[Extracted entries]
## START
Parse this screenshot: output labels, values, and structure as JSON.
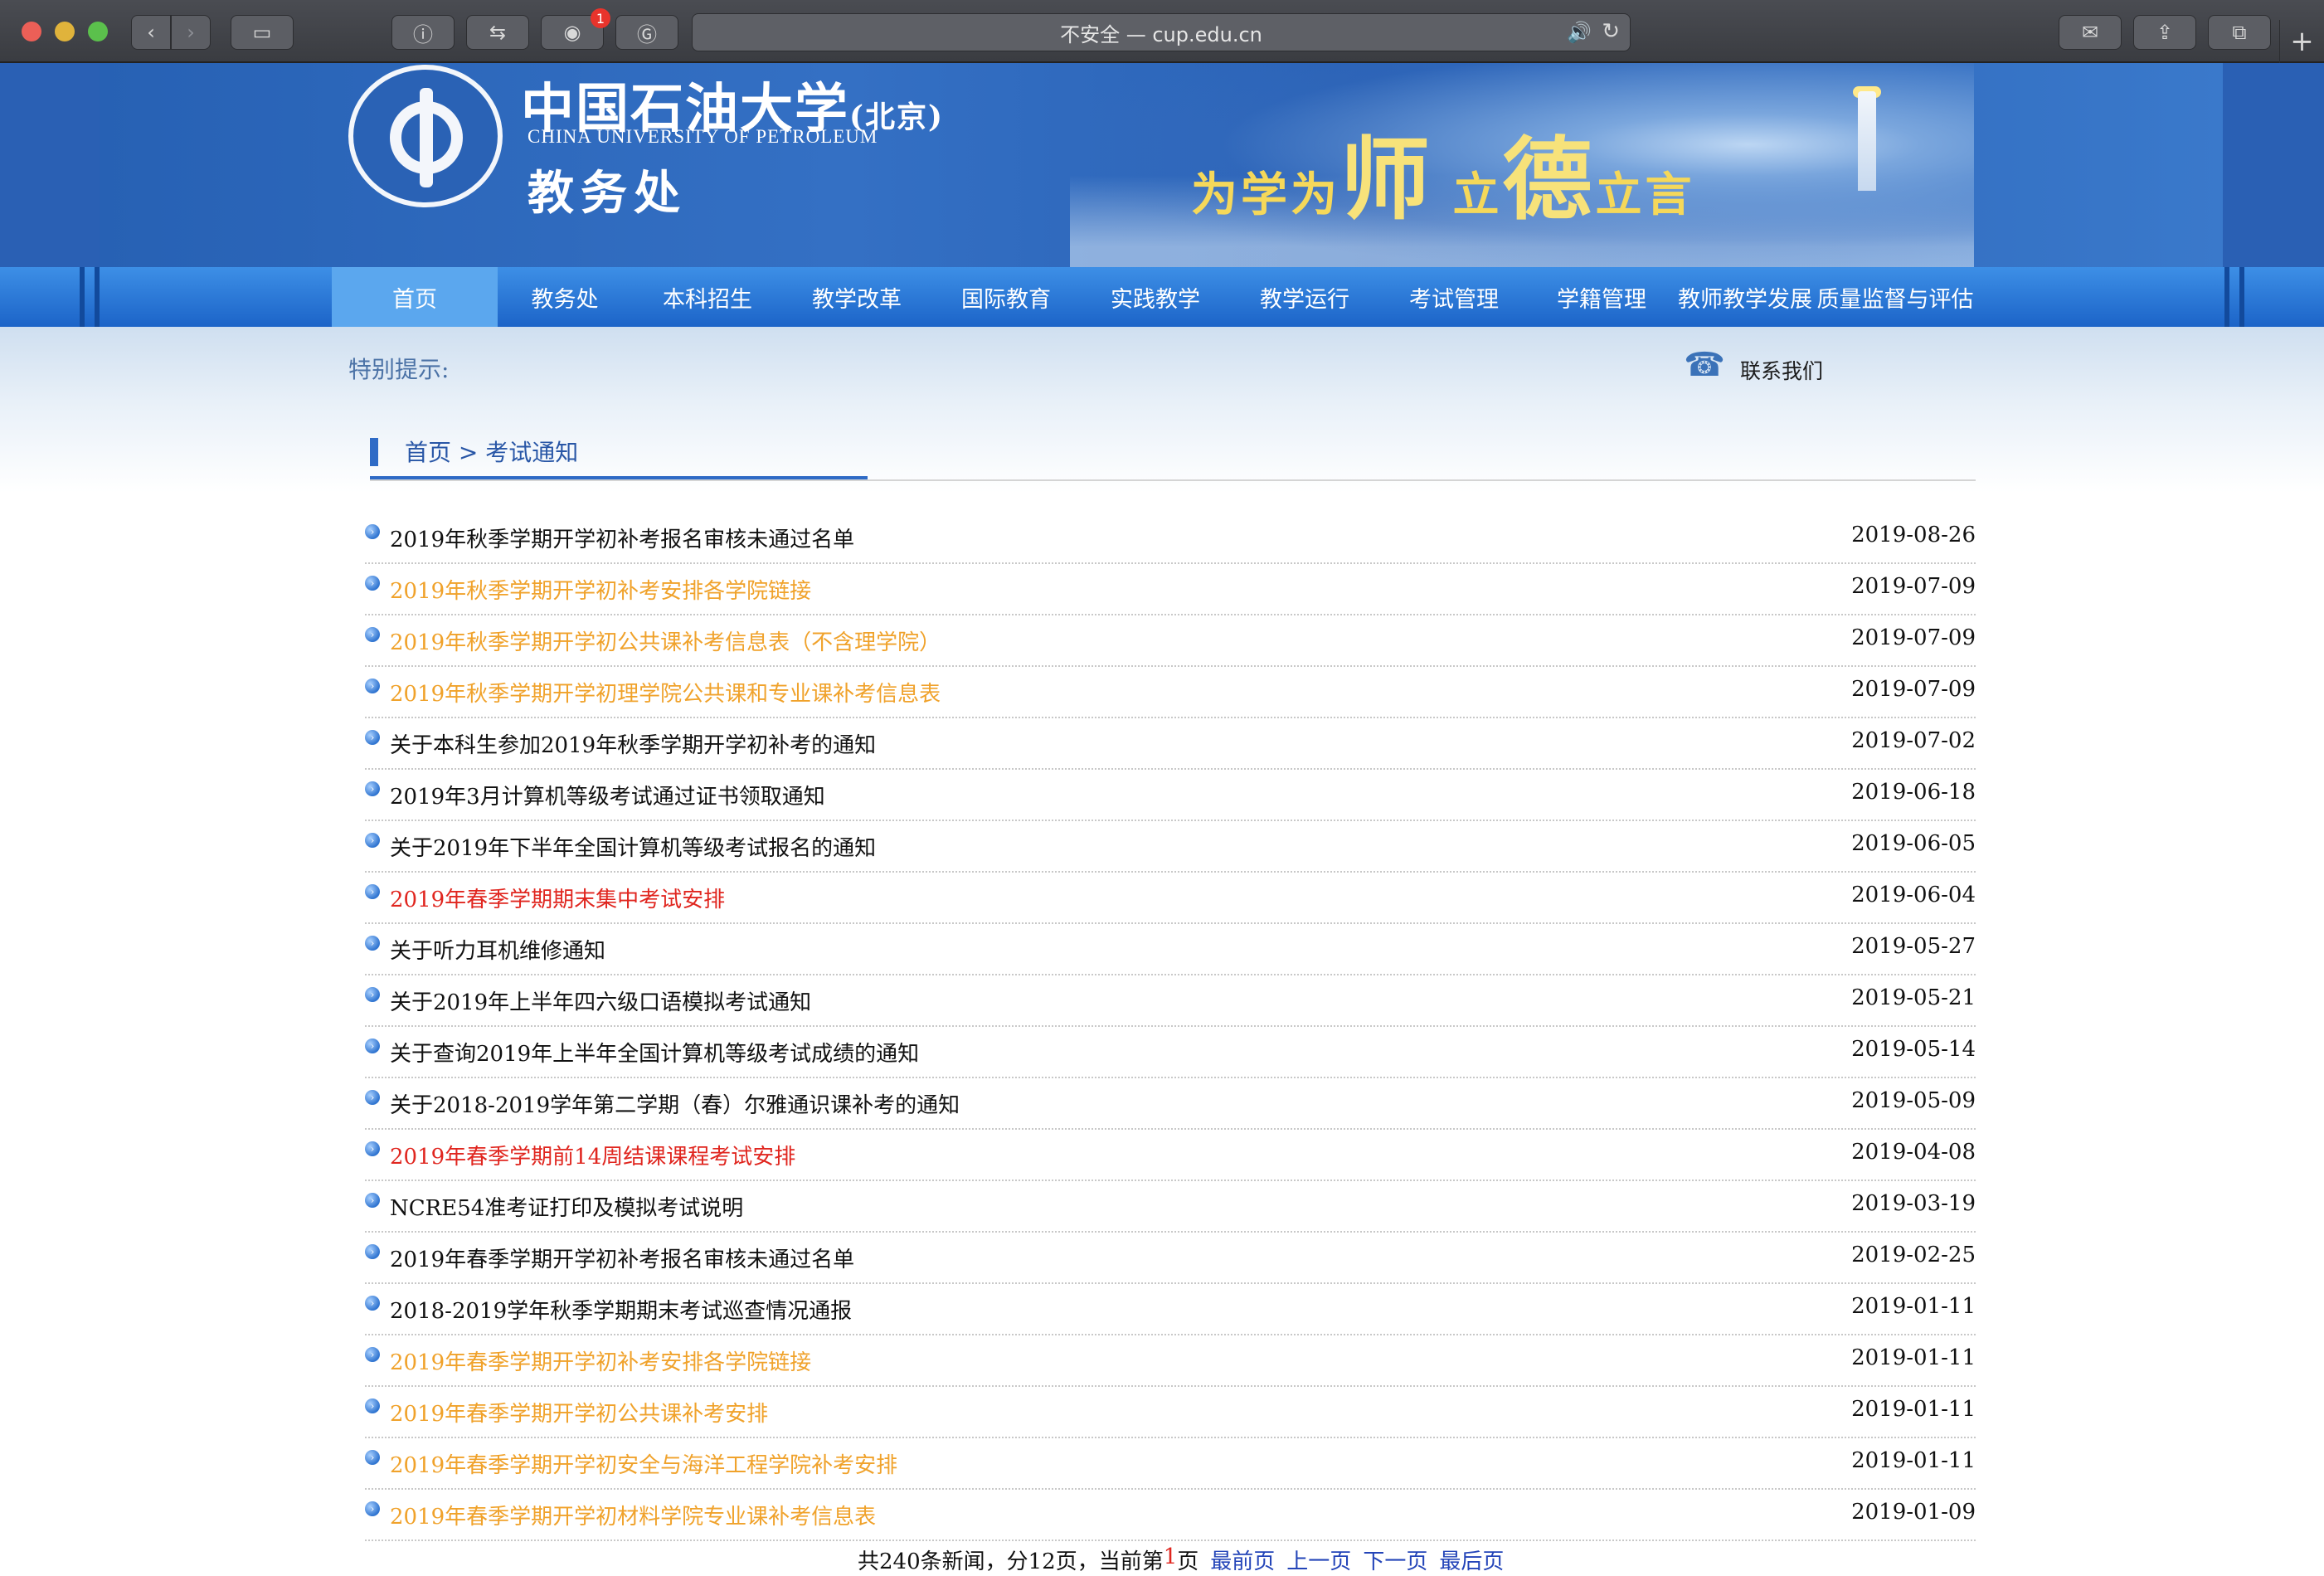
{
  "browser": {
    "url_text": "不安全 — cup.edu.cn",
    "extension_badge": "1",
    "icons": {
      "back": "chevron-left-icon",
      "forward": "chevron-right-icon",
      "sidebar": "sidebar-icon",
      "info": "info-icon",
      "swap": "swap-icon",
      "extension": "extension-icon",
      "grammarly": "grammarly-icon",
      "speaker": "speaker-icon",
      "reload": "reload-icon",
      "mail": "mail-icon",
      "share": "share-icon",
      "tabs": "tabs-icon",
      "new_tab": "plus-icon"
    }
  },
  "header": {
    "school_name_cn": "中国石油大学",
    "school_campus": "(北京)",
    "school_name_en": "CHINA UNIVERSITY OF PETROLEUM",
    "office_name": "教务处",
    "slogan_part1": "为学为",
    "slogan_big1": "师",
    "slogan_part2": "立",
    "slogan_big2": "德",
    "slogan_part3": "立言"
  },
  "nav": {
    "items": [
      {
        "label": "首页",
        "active": true
      },
      {
        "label": "教务处"
      },
      {
        "label": "本科招生"
      },
      {
        "label": "教学改革"
      },
      {
        "label": "国际教育"
      },
      {
        "label": "实践教学"
      },
      {
        "label": "教学运行"
      },
      {
        "label": "考试管理"
      },
      {
        "label": "学籍管理"
      },
      {
        "label": "教师教学发展"
      },
      {
        "label": "质量监督与评估"
      }
    ]
  },
  "notice": {
    "label": "特别提示:",
    "contact_label": "联系我们"
  },
  "breadcrumb": {
    "text": "首页 > 考试通知"
  },
  "news": [
    {
      "title": "2019年秋季学期开学初补考报名审核未通过名单",
      "date": "2019-08-26",
      "color": "black"
    },
    {
      "title": "2019年秋季学期开学初补考安排各学院链接",
      "date": "2019-07-09",
      "color": "orange"
    },
    {
      "title": "2019年秋季学期开学初公共课补考信息表（不含理学院）",
      "date": "2019-07-09",
      "color": "orange"
    },
    {
      "title": "2019年秋季学期开学初理学院公共课和专业课补考信息表",
      "date": "2019-07-09",
      "color": "orange"
    },
    {
      "title": "关于本科生参加2019年秋季学期开学初补考的通知",
      "date": "2019-07-02",
      "color": "black"
    },
    {
      "title": "2019年3月计算机等级考试通过证书领取通知",
      "date": "2019-06-18",
      "color": "black"
    },
    {
      "title": "关于2019年下半年全国计算机等级考试报名的通知",
      "date": "2019-06-05",
      "color": "black"
    },
    {
      "title": "2019年春季学期期末集中考试安排",
      "date": "2019-06-04",
      "color": "red"
    },
    {
      "title": "关于听力耳机维修通知",
      "date": "2019-05-27",
      "color": "black"
    },
    {
      "title": "关于2019年上半年四六级口语模拟考试通知",
      "date": "2019-05-21",
      "color": "black"
    },
    {
      "title": "关于查询2019年上半年全国计算机等级考试成绩的通知",
      "date": "2019-05-14",
      "color": "black"
    },
    {
      "title": "关于2018-2019学年第二学期（春）尔雅通识课补考的通知",
      "date": "2019-05-09",
      "color": "black"
    },
    {
      "title": "2019年春季学期前14周结课课程考试安排",
      "date": "2019-04-08",
      "color": "red"
    },
    {
      "title": "NCRE54准考证打印及模拟考试说明",
      "date": "2019-03-19",
      "color": "black"
    },
    {
      "title": "2019年春季学期开学初补考报名审核未通过名单",
      "date": "2019-02-25",
      "color": "black"
    },
    {
      "title": "2018-2019学年秋季学期期末考试巡查情况通报",
      "date": "2019-01-11",
      "color": "black"
    },
    {
      "title": "2019年春季学期开学初补考安排各学院链接",
      "date": "2019-01-11",
      "color": "orange"
    },
    {
      "title": "2019年春季学期开学初公共课补考安排",
      "date": "2019-01-11",
      "color": "orange"
    },
    {
      "title": "2019年春季学期开学初安全与海洋工程学院补考安排",
      "date": "2019-01-11",
      "color": "orange"
    },
    {
      "title": "2019年春季学期开学初材料学院专业课补考信息表",
      "date": "2019-01-09",
      "color": "orange"
    }
  ],
  "pager": {
    "summary_prefix": "共240条新闻，分12页，当前第",
    "current_page": "1",
    "summary_suffix": "页",
    "first": "最前页",
    "prev": "上一页",
    "next": "下一页",
    "last": "最后页"
  },
  "colors": {
    "nav_active": "#5ba7ee",
    "nav_bg": "#1c64c8",
    "link_orange": "#f0a22b",
    "link_red": "#e0261f",
    "pager_link": "#2344b8"
  }
}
## END
[Problem statement] Leave the pictures out and copy the rest of the data exactly.

[Expected output]
Parse this screenshot: output labels, values, and structure as JSON.
{
  "browser": {
    "url_text": "不安全 — cup.edu.cn",
    "extension_badge": "1",
    "icons": {
      "back": "chevron-left-icon",
      "forward": "chevron-right-icon",
      "sidebar": "sidebar-icon",
      "info": "info-icon",
      "swap": "swap-icon",
      "extension": "extension-icon",
      "grammarly": "grammarly-icon",
      "speaker": "speaker-icon",
      "reload": "reload-icon",
      "mail": "mail-icon",
      "share": "share-icon",
      "tabs": "tabs-icon",
      "new_tab": "plus-icon"
    }
  },
  "header": {
    "school_name_cn": "中国石油大学",
    "school_campus": "(北京)",
    "school_name_en": "CHINA UNIVERSITY OF PETROLEUM",
    "office_name": "教务处",
    "slogan_part1": "为学为",
    "slogan_big1": "师",
    "slogan_part2": "立",
    "slogan_big2": "德",
    "slogan_part3": "立言"
  },
  "nav": {
    "items": [
      {
        "label": "首页",
        "active": true
      },
      {
        "label": "教务处"
      },
      {
        "label": "本科招生"
      },
      {
        "label": "教学改革"
      },
      {
        "label": "国际教育"
      },
      {
        "label": "实践教学"
      },
      {
        "label": "教学运行"
      },
      {
        "label": "考试管理"
      },
      {
        "label": "学籍管理"
      },
      {
        "label": "教师教学发展"
      },
      {
        "label": "质量监督与评估"
      }
    ]
  },
  "notice": {
    "label": "特别提示:",
    "contact_label": "联系我们"
  },
  "breadcrumb": {
    "text": "首页 > 考试通知"
  },
  "news": [
    {
      "title": "2019年秋季学期开学初补考报名审核未通过名单",
      "date": "2019-08-26",
      "color": "black"
    },
    {
      "title": "2019年秋季学期开学初补考安排各学院链接",
      "date": "2019-07-09",
      "color": "orange"
    },
    {
      "title": "2019年秋季学期开学初公共课补考信息表（不含理学院）",
      "date": "2019-07-09",
      "color": "orange"
    },
    {
      "title": "2019年秋季学期开学初理学院公共课和专业课补考信息表",
      "date": "2019-07-09",
      "color": "orange"
    },
    {
      "title": "关于本科生参加2019年秋季学期开学初补考的通知",
      "date": "2019-07-02",
      "color": "black"
    },
    {
      "title": "2019年3月计算机等级考试通过证书领取通知",
      "date": "2019-06-18",
      "color": "black"
    },
    {
      "title": "关于2019年下半年全国计算机等级考试报名的通知",
      "date": "2019-06-05",
      "color": "black"
    },
    {
      "title": "2019年春季学期期末集中考试安排",
      "date": "2019-06-04",
      "color": "red"
    },
    {
      "title": "关于听力耳机维修通知",
      "date": "2019-05-27",
      "color": "black"
    },
    {
      "title": "关于2019年上半年四六级口语模拟考试通知",
      "date": "2019-05-21",
      "color": "black"
    },
    {
      "title": "关于查询2019年上半年全国计算机等级考试成绩的通知",
      "date": "2019-05-14",
      "color": "black"
    },
    {
      "title": "关于2018-2019学年第二学期（春）尔雅通识课补考的通知",
      "date": "2019-05-09",
      "color": "black"
    },
    {
      "title": "2019年春季学期前14周结课课程考试安排",
      "date": "2019-04-08",
      "color": "red"
    },
    {
      "title": "NCRE54准考证打印及模拟考试说明",
      "date": "2019-03-19",
      "color": "black"
    },
    {
      "title": "2019年春季学期开学初补考报名审核未通过名单",
      "date": "2019-02-25",
      "color": "black"
    },
    {
      "title": "2018-2019学年秋季学期期末考试巡查情况通报",
      "date": "2019-01-11",
      "color": "black"
    },
    {
      "title": "2019年春季学期开学初补考安排各学院链接",
      "date": "2019-01-11",
      "color": "orange"
    },
    {
      "title": "2019年春季学期开学初公共课补考安排",
      "date": "2019-01-11",
      "color": "orange"
    },
    {
      "title": "2019年春季学期开学初安全与海洋工程学院补考安排",
      "date": "2019-01-11",
      "color": "orange"
    },
    {
      "title": "2019年春季学期开学初材料学院专业课补考信息表",
      "date": "2019-01-09",
      "color": "orange"
    }
  ],
  "pager": {
    "summary_prefix": "共240条新闻，分12页，当前第",
    "current_page": "1",
    "summary_suffix": "页",
    "first": "最前页",
    "prev": "上一页",
    "next": "下一页",
    "last": "最后页"
  },
  "colors": {
    "nav_active": "#5ba7ee",
    "nav_bg": "#1c64c8",
    "link_orange": "#f0a22b",
    "link_red": "#e0261f",
    "pager_link": "#2344b8"
  }
}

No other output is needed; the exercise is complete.